Pull out from the material below all lines with "TagoIO".

>> BEGIN

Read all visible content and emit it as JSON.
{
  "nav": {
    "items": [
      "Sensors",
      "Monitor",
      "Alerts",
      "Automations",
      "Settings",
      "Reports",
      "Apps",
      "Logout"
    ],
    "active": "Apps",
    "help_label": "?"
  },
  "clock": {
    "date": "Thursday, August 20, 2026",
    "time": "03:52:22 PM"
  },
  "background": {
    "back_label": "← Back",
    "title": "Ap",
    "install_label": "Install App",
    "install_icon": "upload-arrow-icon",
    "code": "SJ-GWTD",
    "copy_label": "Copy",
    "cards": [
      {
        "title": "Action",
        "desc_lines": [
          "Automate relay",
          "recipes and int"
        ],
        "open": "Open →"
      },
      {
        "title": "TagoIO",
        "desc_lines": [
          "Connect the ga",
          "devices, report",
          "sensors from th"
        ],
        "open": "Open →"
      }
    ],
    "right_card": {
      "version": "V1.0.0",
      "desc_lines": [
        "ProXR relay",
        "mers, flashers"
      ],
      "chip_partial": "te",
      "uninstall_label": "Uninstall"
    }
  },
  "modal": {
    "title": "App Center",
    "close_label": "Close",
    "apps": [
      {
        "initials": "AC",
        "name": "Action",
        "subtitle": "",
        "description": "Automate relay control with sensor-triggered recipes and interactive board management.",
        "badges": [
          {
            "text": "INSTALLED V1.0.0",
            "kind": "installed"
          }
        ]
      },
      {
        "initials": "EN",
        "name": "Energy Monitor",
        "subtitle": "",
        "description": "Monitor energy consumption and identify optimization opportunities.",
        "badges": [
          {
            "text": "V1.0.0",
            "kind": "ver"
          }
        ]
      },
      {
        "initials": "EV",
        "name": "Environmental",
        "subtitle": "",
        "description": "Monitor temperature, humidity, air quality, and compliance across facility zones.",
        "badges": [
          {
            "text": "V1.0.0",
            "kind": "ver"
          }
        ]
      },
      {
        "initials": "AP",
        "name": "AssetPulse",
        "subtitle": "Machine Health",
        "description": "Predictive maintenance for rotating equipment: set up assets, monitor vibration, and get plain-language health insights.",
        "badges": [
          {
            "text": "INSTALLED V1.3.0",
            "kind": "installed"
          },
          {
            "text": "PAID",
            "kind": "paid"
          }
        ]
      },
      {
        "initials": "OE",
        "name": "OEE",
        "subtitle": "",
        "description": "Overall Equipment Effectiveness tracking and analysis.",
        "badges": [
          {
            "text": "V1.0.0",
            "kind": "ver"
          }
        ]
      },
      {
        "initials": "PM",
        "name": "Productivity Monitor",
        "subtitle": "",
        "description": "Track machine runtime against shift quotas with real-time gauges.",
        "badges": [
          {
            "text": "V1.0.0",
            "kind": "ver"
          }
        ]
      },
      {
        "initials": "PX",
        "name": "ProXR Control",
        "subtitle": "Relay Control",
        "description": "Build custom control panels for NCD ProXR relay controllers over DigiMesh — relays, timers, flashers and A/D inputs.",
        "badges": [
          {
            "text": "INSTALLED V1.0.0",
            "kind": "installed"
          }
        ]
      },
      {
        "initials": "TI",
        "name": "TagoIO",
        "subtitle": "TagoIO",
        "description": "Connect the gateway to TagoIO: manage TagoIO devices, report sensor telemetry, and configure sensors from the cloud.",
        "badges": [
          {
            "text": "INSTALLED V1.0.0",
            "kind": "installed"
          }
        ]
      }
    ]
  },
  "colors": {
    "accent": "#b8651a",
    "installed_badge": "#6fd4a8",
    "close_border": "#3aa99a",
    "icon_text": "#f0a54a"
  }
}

>> END

### Complete answer
        "title": "TagoIO",
        "name": "TagoIO",
        "subtitle": "TagoIO",
        "description": "Connect the gateway to TagoIO: manage TagoIO devices, report sensor telemetry, and configure sensors from the cloud.",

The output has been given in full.